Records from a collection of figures
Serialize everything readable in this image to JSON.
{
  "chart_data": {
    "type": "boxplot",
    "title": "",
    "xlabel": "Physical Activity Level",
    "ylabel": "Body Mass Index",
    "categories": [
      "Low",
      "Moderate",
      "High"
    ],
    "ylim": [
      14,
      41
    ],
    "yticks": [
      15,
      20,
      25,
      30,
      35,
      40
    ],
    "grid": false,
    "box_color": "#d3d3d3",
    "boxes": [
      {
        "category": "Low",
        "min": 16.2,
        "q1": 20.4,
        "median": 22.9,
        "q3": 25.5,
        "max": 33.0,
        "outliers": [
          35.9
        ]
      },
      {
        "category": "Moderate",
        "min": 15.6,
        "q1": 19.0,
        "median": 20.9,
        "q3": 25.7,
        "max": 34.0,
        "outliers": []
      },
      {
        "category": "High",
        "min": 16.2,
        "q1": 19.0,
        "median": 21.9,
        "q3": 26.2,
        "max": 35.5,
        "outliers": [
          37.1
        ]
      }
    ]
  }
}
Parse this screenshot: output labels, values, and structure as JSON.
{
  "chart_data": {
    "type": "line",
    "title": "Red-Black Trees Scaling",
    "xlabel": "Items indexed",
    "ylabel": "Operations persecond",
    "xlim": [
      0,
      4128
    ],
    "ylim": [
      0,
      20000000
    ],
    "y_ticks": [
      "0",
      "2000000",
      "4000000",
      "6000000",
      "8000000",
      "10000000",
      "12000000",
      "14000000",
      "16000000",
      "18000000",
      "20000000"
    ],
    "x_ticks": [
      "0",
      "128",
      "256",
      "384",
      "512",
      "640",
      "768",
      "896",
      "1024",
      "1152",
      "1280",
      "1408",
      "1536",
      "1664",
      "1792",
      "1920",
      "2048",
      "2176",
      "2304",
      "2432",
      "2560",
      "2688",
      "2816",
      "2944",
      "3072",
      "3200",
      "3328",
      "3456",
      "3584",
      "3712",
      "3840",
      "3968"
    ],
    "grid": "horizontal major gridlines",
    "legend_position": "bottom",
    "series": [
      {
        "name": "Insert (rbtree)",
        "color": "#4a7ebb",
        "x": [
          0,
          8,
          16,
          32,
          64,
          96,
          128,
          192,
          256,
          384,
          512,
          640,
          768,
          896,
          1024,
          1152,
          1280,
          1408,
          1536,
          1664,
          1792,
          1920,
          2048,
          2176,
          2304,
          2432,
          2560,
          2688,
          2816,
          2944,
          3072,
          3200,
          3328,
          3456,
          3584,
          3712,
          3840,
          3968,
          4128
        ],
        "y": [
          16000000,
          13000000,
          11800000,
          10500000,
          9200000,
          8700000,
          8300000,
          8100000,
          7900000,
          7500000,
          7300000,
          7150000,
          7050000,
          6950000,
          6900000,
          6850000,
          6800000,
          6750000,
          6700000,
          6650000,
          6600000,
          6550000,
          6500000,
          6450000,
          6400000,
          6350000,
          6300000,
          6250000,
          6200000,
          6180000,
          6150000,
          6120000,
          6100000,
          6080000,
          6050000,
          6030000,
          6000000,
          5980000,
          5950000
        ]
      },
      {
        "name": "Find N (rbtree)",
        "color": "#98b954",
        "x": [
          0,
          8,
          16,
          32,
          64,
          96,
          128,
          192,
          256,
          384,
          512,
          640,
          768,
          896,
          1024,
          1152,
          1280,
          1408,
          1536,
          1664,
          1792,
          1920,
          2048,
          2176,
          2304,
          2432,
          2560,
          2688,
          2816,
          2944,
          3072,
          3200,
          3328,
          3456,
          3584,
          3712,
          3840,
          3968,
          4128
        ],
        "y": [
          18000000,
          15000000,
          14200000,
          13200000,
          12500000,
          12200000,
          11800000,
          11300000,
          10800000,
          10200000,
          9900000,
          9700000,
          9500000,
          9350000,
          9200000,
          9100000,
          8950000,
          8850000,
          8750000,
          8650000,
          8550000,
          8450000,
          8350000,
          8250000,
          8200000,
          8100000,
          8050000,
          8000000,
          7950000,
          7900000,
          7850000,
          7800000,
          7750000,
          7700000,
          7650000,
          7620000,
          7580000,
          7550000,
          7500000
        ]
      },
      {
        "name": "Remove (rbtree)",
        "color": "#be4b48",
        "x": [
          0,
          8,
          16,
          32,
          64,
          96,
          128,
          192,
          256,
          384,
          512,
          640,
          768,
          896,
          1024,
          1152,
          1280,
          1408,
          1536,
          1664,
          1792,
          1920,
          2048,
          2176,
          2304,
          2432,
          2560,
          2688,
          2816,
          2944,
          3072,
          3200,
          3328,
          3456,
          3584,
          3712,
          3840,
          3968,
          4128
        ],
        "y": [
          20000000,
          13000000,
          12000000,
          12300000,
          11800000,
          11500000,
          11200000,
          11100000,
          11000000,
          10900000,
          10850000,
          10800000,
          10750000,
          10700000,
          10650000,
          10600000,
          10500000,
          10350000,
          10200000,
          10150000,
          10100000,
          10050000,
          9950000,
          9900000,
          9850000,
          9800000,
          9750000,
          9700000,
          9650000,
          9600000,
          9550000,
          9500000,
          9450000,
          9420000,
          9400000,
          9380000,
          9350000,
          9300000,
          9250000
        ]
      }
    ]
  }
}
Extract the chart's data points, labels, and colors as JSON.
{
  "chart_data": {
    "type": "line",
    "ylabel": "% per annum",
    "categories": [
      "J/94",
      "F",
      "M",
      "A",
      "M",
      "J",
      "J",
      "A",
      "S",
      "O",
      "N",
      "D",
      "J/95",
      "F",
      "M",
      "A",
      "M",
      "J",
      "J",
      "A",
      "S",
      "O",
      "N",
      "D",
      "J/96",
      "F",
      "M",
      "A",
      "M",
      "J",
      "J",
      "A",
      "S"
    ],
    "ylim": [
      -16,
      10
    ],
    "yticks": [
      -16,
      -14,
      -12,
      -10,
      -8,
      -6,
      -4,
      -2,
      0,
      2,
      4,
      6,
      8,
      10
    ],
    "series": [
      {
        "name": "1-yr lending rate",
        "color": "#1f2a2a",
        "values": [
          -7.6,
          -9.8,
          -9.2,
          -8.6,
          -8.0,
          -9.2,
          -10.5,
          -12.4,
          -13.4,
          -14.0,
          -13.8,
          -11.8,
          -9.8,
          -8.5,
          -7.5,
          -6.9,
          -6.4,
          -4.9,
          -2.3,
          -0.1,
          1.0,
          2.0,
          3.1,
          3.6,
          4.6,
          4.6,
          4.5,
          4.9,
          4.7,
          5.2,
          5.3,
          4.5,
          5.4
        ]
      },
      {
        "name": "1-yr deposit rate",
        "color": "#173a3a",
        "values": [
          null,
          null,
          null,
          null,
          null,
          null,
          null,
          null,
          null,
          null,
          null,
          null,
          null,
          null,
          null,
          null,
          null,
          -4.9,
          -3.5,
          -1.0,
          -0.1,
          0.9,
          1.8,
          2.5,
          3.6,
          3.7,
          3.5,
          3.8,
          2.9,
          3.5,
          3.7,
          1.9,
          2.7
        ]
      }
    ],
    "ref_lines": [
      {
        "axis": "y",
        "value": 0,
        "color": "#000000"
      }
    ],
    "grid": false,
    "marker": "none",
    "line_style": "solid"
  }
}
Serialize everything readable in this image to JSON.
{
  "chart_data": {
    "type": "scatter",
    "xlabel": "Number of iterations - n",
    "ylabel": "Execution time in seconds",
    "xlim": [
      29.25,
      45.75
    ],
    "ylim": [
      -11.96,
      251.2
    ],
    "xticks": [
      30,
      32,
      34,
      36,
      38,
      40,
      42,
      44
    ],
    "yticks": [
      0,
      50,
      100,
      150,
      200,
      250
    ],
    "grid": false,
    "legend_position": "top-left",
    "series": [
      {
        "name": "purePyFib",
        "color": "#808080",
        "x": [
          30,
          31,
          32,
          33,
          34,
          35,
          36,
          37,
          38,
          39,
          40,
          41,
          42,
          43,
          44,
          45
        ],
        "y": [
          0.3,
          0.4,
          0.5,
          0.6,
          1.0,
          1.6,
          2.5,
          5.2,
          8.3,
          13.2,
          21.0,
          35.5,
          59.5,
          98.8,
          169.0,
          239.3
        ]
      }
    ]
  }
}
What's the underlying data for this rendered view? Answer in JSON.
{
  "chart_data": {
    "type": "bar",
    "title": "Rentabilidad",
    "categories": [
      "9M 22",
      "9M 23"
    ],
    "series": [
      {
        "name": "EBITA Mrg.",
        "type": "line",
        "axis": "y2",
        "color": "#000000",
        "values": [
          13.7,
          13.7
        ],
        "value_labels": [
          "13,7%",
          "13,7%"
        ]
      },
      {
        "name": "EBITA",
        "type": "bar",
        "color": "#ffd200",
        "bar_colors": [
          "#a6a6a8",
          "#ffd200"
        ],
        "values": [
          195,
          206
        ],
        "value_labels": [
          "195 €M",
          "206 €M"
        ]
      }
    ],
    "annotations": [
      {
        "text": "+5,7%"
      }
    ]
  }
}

## What the exercise asks
Search the data for "xlabel". Copy every line that has it.

## Problem solution
    "xlabel": "Physical Activity Level",
    "xlabel": "Items indexed",
    "xlabel": "Number of iterations - n",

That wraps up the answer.